### Objective
Across all the lines below, how many contain the string "newdream"? Please reply with the number only.

---------- Records supplied ----------

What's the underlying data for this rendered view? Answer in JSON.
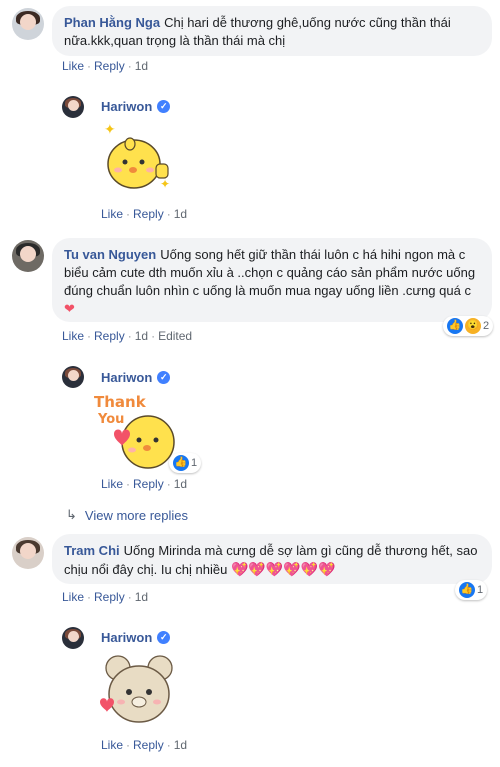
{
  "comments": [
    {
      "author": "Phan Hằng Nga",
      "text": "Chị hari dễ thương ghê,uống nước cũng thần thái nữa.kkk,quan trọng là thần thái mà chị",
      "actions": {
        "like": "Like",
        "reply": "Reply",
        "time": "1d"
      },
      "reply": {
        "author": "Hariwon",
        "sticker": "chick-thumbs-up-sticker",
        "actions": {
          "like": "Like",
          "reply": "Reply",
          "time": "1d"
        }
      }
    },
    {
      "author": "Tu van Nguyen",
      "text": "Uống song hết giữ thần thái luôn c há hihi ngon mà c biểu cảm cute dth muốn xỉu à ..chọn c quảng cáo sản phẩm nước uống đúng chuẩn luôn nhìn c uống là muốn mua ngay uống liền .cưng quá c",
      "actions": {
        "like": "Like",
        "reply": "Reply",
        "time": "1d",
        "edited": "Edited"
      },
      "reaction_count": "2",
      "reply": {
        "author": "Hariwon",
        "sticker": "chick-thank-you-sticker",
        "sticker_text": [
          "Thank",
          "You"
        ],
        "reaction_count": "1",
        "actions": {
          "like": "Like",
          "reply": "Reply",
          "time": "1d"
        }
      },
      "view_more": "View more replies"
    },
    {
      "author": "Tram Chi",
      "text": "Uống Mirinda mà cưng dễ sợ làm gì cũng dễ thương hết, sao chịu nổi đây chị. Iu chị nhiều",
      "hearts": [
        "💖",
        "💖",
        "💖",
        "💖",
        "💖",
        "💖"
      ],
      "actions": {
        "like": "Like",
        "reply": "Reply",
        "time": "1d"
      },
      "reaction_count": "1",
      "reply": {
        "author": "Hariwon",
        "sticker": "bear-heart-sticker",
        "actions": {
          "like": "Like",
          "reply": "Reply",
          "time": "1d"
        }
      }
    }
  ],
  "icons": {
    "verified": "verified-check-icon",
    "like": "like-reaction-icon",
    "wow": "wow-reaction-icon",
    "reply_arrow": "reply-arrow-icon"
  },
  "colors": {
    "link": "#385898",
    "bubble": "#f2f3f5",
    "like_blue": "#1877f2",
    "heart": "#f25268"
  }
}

----------
---------- Records supplied ----------

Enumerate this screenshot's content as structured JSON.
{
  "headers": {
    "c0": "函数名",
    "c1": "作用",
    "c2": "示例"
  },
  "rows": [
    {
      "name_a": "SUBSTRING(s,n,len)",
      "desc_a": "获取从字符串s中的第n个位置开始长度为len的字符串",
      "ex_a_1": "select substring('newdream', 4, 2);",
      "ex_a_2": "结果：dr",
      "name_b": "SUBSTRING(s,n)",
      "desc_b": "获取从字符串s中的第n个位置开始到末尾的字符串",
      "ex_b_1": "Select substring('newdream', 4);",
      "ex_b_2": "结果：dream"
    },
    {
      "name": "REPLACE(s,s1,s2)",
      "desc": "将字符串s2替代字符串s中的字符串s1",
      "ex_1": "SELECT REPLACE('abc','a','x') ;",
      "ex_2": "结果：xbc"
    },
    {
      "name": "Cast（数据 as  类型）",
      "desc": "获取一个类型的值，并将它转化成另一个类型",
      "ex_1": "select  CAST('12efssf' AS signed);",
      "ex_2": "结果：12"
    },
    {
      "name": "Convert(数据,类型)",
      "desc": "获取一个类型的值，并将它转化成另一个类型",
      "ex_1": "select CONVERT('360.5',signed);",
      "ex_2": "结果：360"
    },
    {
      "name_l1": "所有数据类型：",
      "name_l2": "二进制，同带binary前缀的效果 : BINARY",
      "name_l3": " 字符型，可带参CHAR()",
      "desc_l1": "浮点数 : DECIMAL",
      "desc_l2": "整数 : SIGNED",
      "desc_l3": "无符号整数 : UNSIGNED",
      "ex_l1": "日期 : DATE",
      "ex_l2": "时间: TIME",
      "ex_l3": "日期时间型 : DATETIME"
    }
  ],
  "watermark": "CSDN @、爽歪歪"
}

----------

### Exercise answer
2